## The input
BEGIN
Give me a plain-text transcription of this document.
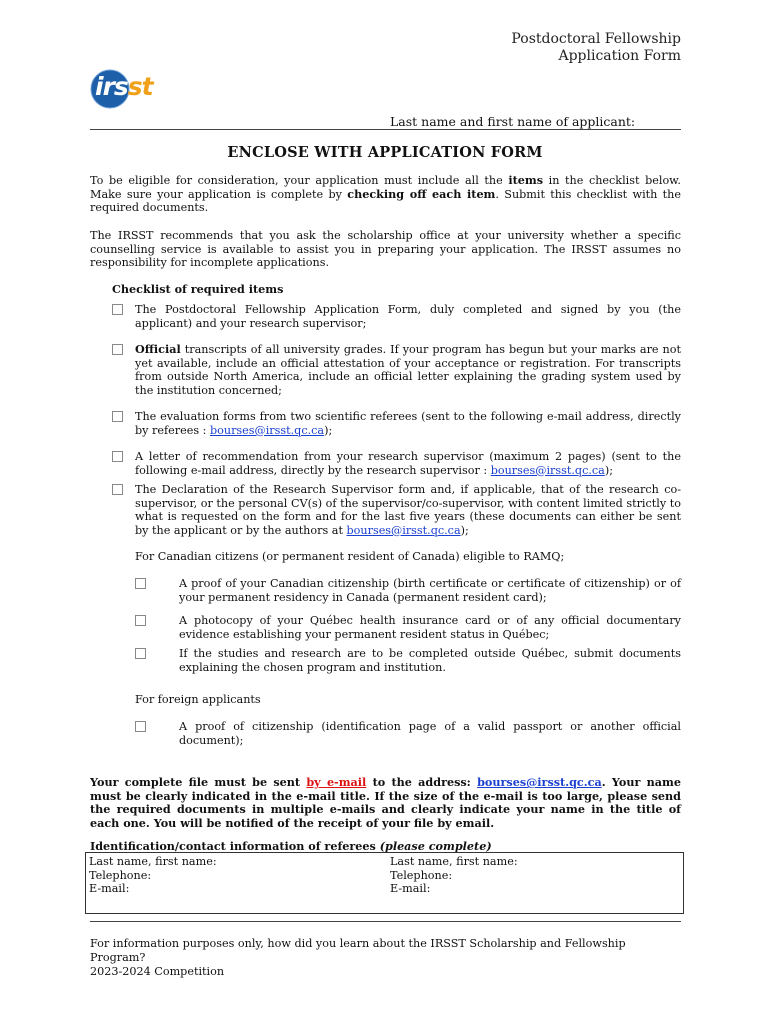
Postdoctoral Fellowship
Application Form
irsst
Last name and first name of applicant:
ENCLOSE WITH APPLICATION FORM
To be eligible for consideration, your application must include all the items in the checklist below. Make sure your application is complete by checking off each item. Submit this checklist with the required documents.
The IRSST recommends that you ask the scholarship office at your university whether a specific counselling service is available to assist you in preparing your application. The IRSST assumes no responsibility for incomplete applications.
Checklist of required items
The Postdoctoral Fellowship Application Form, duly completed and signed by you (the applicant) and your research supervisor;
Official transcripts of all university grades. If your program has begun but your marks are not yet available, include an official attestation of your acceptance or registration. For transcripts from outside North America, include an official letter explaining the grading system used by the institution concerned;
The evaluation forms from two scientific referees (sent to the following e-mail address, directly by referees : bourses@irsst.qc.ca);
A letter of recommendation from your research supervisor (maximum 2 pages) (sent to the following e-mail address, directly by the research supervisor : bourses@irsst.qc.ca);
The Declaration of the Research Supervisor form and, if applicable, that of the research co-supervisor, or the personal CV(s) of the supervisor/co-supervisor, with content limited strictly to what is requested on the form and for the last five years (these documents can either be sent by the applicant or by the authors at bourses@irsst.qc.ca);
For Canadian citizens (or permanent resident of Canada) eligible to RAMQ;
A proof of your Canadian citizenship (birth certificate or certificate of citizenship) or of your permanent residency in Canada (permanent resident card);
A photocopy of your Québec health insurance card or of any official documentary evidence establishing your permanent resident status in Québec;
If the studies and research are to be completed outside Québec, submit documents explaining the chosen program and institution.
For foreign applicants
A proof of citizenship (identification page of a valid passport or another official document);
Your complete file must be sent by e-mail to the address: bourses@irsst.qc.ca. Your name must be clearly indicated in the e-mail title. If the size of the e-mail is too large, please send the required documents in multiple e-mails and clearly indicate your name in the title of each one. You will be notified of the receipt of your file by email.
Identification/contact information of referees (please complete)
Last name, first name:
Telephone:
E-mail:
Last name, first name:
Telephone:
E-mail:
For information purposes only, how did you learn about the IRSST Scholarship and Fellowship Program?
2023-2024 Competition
END
## Exercise directions
With the pictures left out, transcribe the material exactly.

## Solution to this problem
Give me a plain-text transcription of this document.
Postdoctoral Fellowship
Application Form
irsst
Last name and first name of applicant:
ENCLOSE WITH APPLICATION FORM
To be eligible for consideration, your application must include all the items in the checklist below. Make sure your application is complete by checking off each item. Submit this checklist with the required documents.
The IRSST recommends that you ask the scholarship office at your university whether a specific counselling service is available to assist you in preparing your application. The IRSST assumes no responsibility for incomplete applications.
Checklist of required items
The Postdoctoral Fellowship Application Form, duly completed and signed by you (the applicant) and your research supervisor;
Official transcripts of all university grades. If your program has begun but your marks are not yet available, include an official attestation of your acceptance or registration. For transcripts from outside North America, include an official letter explaining the grading system used by the institution concerned;
The evaluation forms from two scientific referees (sent to the following e-mail address, directly by referees : bourses@irsst.qc.ca);
A letter of recommendation from your research supervisor (maximum 2 pages) (sent to the following e-mail address, directly by the research supervisor : bourses@irsst.qc.ca);
The Declaration of the Research Supervisor form and, if applicable, that of the research co-supervisor, or the personal CV(s) of the supervisor/co-supervisor, with content limited strictly to what is requested on the form and for the last five years (these documents can either be sent by the applicant or by the authors at bourses@irsst.qc.ca);
For Canadian citizens (or permanent resident of Canada) eligible to RAMQ;
A proof of your Canadian citizenship (birth certificate or certificate of citizenship) or of your permanent residency in Canada (permanent resident card);
A photocopy of your Québec health insurance card or of any official documentary evidence establishing your permanent resident status in Québec;
If the studies and research are to be completed outside Québec, submit documents explaining the chosen program and institution.
For foreign applicants
A proof of citizenship (identification page of a valid passport or another official document);
Your complete file must be sent by e-mail to the address: bourses@irsst.qc.ca. Your name must be clearly indicated in the e-mail title. If the size of the e-mail is too large, please send the required documents in multiple e-mails and clearly indicate your name in the title of each one. You will be notified of the receipt of your file by email.
Identification/contact information of referees (please complete)
Last name, first name:
Telephone:
E-mail:
Last name, first name:
Telephone:
E-mail:
For information purposes only, how did you learn about the IRSST Scholarship and Fellowship Program?
2023-2024 Competition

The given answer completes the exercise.